Exercise goal: Please copy every line of the records below that holds the word "JSON".

※

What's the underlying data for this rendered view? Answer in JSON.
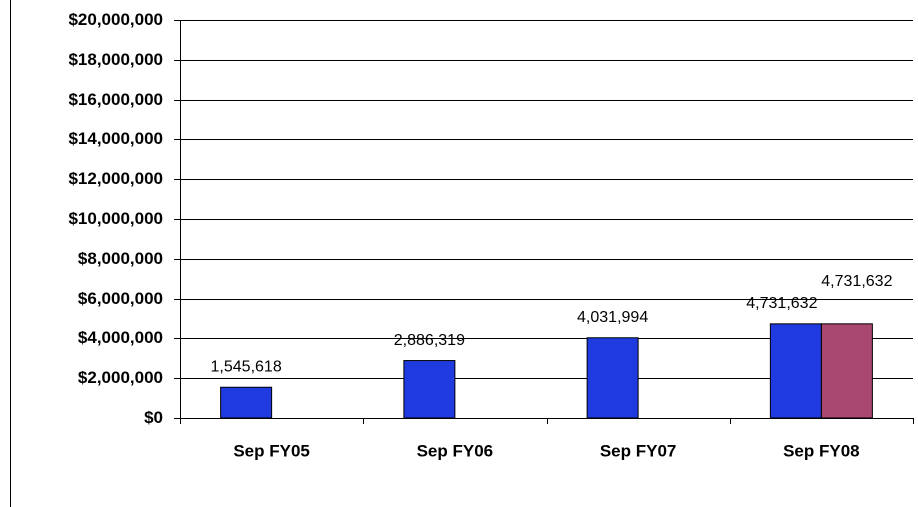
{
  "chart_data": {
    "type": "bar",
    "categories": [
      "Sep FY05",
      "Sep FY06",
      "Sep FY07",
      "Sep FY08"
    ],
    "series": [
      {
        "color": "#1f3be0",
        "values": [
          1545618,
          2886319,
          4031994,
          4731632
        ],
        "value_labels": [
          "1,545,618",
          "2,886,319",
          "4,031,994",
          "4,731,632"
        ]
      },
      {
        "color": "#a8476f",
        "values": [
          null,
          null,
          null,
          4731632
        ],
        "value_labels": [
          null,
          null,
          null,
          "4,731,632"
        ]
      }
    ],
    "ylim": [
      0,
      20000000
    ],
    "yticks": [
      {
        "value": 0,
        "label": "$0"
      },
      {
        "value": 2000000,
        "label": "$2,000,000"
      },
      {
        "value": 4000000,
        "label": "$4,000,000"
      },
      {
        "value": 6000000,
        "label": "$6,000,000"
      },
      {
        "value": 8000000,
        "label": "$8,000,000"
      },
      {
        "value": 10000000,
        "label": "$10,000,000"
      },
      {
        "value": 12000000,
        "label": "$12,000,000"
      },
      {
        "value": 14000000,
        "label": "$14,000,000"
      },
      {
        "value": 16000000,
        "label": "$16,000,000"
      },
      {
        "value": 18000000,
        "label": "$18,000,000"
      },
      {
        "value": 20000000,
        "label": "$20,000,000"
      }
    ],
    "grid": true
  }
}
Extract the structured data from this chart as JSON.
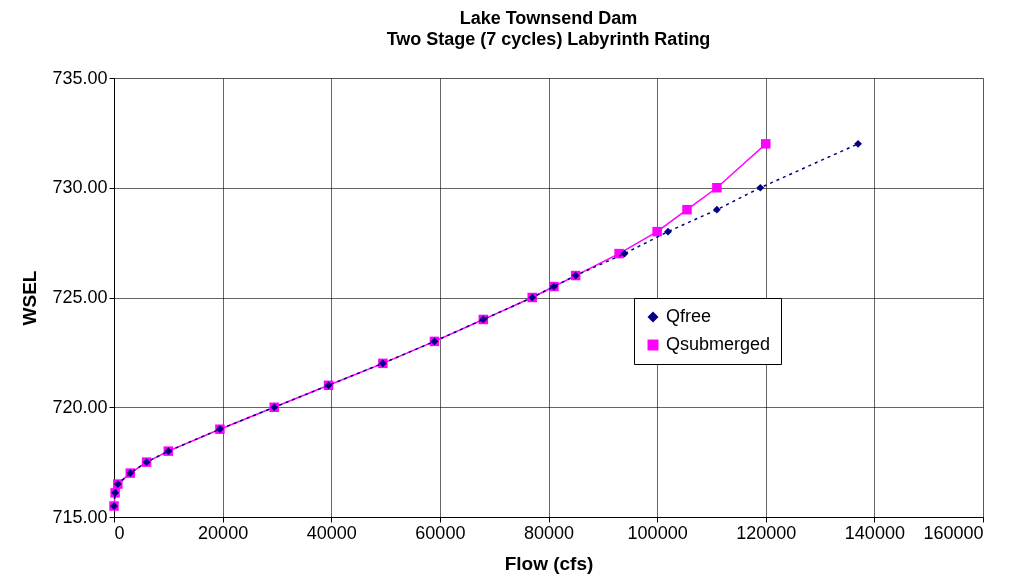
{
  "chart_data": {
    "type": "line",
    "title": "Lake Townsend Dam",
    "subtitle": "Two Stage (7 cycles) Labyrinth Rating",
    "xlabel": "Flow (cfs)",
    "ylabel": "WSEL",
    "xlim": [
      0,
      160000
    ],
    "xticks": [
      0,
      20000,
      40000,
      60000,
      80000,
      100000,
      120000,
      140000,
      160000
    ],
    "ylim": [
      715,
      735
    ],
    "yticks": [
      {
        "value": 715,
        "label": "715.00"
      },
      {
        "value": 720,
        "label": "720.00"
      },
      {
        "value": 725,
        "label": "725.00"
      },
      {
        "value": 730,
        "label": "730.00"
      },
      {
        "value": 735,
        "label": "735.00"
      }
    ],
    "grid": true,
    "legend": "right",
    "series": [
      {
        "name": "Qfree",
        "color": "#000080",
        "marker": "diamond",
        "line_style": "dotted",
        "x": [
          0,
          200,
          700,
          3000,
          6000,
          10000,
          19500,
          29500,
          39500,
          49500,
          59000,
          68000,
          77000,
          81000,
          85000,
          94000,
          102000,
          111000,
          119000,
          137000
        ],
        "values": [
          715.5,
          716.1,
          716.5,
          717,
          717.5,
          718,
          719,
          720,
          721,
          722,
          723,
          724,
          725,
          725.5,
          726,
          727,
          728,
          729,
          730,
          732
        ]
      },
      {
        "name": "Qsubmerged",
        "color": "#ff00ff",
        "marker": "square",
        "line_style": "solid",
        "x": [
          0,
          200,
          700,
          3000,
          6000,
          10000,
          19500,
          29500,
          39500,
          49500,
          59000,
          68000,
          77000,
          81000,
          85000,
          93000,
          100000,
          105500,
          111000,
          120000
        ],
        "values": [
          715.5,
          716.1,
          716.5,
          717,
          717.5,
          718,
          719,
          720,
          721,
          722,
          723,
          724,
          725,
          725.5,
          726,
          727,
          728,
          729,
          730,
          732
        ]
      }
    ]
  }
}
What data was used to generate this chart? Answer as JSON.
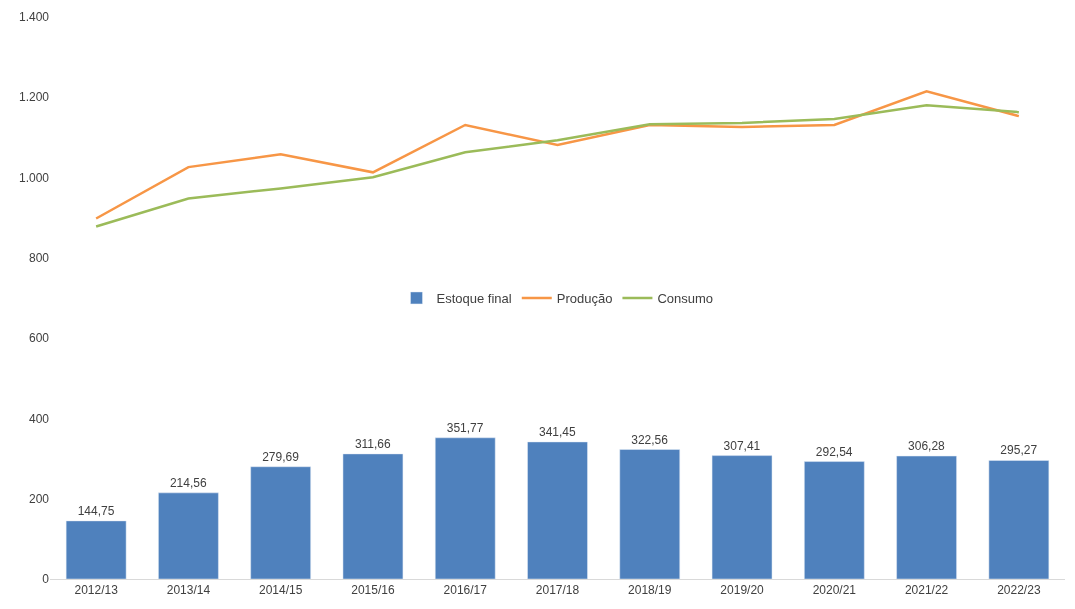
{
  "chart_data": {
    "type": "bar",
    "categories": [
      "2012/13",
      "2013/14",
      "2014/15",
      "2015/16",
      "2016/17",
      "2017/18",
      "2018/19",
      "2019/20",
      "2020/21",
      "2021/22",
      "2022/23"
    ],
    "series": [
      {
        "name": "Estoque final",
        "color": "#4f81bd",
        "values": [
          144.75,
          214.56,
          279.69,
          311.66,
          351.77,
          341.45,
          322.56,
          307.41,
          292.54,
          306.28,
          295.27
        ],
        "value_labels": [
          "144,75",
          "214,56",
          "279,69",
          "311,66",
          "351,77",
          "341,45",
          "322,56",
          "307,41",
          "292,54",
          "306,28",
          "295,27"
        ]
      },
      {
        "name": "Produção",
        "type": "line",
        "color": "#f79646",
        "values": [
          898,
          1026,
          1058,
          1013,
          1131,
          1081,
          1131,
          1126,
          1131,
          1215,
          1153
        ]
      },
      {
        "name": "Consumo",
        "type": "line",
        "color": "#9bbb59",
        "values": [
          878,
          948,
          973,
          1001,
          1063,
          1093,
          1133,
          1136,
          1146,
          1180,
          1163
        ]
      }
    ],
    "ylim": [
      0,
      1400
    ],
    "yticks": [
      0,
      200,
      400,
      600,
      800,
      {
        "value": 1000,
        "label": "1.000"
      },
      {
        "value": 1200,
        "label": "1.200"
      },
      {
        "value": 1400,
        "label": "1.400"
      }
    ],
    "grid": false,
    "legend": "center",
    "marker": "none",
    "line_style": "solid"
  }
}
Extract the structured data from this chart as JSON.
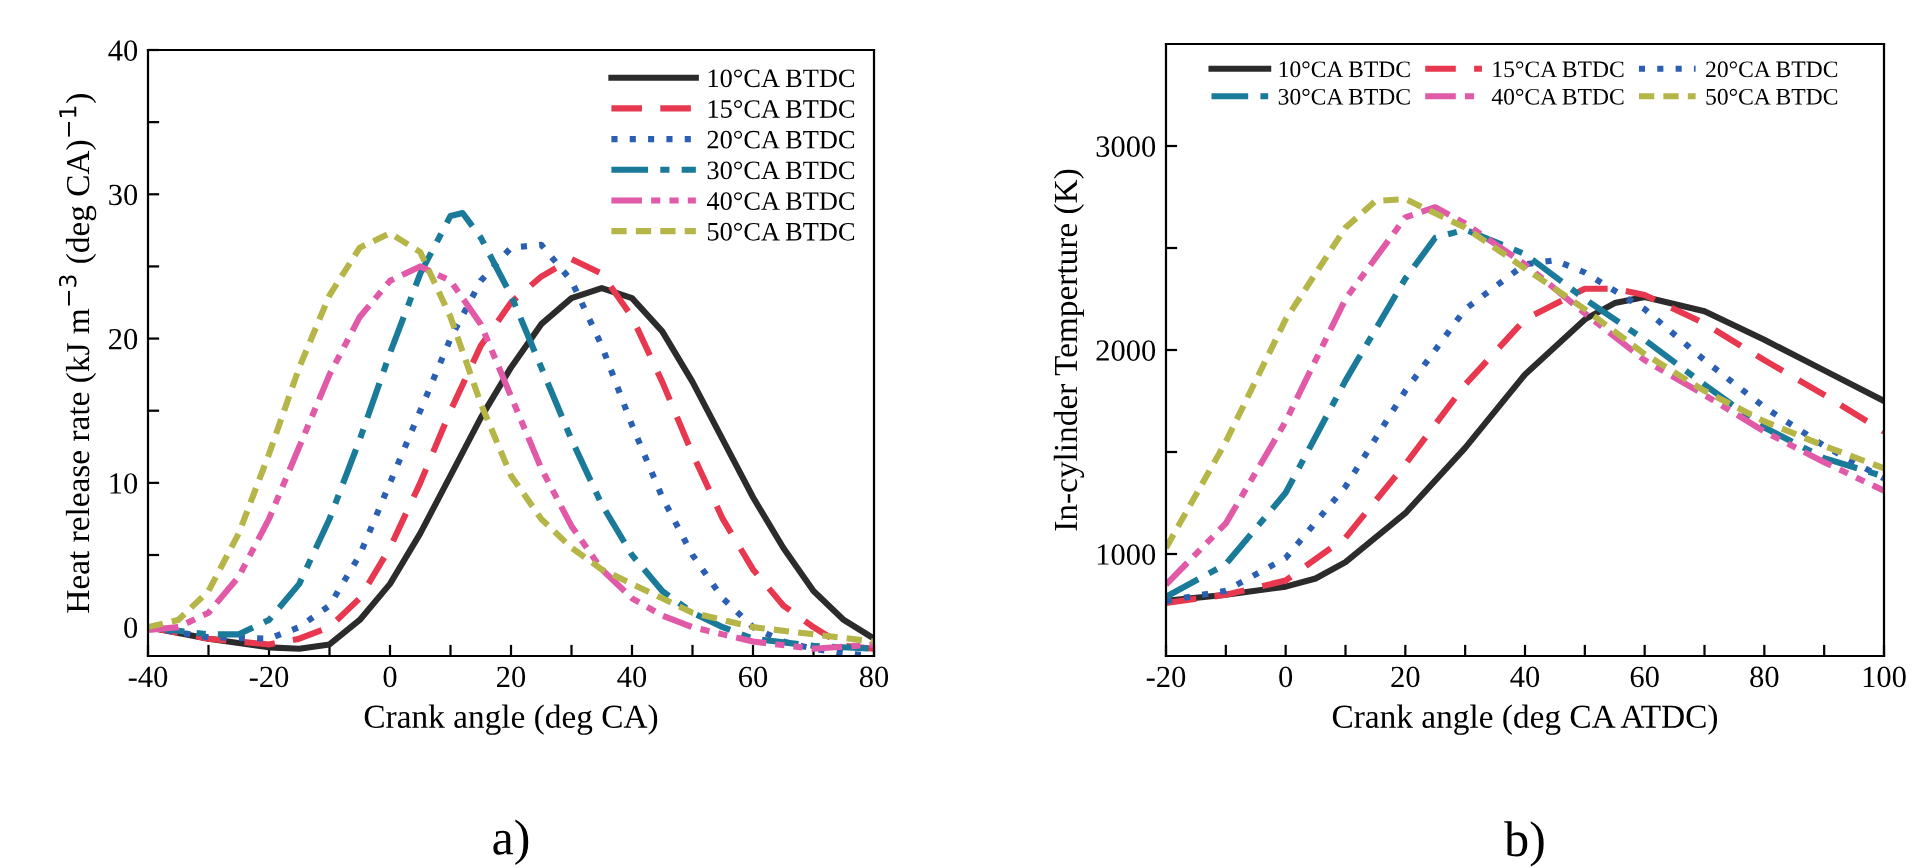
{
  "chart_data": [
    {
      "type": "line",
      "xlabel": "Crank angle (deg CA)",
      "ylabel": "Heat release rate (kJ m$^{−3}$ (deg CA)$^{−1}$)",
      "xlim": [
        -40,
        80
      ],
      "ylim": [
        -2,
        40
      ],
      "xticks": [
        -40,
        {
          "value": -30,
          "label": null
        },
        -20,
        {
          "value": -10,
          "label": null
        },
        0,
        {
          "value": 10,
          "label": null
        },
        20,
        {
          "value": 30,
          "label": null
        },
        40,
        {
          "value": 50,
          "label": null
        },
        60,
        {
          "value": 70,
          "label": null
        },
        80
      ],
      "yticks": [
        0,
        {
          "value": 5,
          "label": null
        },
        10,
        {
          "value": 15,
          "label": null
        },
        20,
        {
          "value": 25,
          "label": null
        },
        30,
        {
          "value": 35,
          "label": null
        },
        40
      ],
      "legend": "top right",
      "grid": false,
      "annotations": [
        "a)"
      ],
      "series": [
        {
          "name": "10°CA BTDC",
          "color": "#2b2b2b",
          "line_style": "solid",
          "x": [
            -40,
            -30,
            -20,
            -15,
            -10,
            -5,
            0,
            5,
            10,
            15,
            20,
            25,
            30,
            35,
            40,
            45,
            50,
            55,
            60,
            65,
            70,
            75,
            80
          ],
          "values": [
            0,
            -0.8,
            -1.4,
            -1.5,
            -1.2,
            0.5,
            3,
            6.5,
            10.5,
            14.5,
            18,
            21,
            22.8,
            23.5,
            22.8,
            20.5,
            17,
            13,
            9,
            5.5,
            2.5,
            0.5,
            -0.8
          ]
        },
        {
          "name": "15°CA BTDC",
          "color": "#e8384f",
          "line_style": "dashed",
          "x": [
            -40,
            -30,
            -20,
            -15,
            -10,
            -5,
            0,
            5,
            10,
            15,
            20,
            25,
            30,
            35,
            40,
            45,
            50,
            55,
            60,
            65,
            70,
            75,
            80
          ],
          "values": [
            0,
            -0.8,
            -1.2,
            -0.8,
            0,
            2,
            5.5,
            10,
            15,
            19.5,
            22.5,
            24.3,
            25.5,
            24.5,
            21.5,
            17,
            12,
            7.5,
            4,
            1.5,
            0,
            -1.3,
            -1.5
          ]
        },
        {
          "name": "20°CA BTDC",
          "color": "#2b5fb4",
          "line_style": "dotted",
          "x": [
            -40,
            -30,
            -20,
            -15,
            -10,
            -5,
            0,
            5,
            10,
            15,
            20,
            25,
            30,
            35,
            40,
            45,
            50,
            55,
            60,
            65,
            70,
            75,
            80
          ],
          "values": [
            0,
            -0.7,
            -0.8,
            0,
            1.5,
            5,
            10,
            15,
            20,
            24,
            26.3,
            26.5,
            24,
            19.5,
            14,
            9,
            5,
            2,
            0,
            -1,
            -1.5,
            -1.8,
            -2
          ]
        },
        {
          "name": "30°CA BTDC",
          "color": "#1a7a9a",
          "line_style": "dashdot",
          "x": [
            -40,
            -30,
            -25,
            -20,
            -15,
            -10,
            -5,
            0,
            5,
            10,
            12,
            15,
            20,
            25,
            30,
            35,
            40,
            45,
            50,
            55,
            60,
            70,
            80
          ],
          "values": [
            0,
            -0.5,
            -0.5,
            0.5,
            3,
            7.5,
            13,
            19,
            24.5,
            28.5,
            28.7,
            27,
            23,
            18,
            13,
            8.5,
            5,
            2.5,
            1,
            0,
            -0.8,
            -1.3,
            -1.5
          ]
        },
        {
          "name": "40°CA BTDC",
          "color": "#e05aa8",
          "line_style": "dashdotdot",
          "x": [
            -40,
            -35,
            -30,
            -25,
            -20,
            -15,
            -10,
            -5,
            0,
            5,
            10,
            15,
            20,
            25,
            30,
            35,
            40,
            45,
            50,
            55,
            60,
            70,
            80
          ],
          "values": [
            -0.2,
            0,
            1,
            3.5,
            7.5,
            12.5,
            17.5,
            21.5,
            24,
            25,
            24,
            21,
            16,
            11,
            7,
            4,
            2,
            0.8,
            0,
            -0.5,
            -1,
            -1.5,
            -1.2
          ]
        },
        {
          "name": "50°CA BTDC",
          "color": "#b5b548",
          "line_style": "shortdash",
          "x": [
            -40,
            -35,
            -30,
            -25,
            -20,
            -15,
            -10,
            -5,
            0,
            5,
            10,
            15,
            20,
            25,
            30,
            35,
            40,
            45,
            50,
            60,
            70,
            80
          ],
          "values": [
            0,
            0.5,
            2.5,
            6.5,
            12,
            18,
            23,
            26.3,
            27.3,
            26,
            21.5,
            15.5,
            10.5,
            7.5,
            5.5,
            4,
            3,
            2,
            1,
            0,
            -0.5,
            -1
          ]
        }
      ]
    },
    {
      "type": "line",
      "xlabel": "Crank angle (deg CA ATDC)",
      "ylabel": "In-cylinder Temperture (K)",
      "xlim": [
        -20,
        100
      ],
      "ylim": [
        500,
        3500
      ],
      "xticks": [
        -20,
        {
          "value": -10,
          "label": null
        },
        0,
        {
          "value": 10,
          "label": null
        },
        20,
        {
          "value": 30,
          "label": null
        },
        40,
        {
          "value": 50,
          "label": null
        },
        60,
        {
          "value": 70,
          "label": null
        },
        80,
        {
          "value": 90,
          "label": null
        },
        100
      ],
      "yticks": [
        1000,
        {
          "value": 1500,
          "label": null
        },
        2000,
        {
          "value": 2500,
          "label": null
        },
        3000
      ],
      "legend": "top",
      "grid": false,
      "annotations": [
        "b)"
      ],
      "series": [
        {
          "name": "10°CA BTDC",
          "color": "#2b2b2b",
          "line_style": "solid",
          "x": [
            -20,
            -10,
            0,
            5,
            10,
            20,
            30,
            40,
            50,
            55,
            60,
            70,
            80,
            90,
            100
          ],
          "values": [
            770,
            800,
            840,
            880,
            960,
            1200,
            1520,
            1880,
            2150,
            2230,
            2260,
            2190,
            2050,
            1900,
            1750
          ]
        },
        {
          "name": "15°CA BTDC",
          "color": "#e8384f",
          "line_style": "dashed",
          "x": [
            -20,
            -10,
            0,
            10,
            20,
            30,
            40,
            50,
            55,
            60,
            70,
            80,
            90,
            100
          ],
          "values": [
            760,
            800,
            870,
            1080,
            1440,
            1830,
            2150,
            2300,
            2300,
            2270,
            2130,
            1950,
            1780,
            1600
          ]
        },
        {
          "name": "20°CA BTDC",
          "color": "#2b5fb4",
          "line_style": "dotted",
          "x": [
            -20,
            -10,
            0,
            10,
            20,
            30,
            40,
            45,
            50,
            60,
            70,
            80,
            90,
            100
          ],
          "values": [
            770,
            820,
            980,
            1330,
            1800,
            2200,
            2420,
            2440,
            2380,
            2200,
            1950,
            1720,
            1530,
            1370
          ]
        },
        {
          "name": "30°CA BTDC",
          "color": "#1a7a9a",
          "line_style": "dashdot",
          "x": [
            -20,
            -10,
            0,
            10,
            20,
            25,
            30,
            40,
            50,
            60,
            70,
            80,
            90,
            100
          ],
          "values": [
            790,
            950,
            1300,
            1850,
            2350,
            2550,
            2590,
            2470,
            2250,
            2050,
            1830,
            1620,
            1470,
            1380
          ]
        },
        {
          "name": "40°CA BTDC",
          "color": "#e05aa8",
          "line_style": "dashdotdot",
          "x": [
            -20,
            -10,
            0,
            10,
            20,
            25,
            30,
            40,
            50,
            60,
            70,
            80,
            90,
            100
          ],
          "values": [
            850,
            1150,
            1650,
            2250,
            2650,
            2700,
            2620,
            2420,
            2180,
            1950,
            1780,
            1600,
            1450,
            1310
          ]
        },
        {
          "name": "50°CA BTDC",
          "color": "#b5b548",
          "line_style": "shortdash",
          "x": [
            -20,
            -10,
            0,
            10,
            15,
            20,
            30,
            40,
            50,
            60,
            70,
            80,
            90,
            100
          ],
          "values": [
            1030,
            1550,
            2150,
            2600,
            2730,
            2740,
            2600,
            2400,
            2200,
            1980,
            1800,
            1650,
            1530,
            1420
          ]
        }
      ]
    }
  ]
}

※

Solved exercise:
What's the underlying data for this rendered view? Answer in JSON.
Extract the structured data from this chart as JSON.
What data was used to generate this chart? Answer as JSON.
Extract the structured data from this chart as JSON.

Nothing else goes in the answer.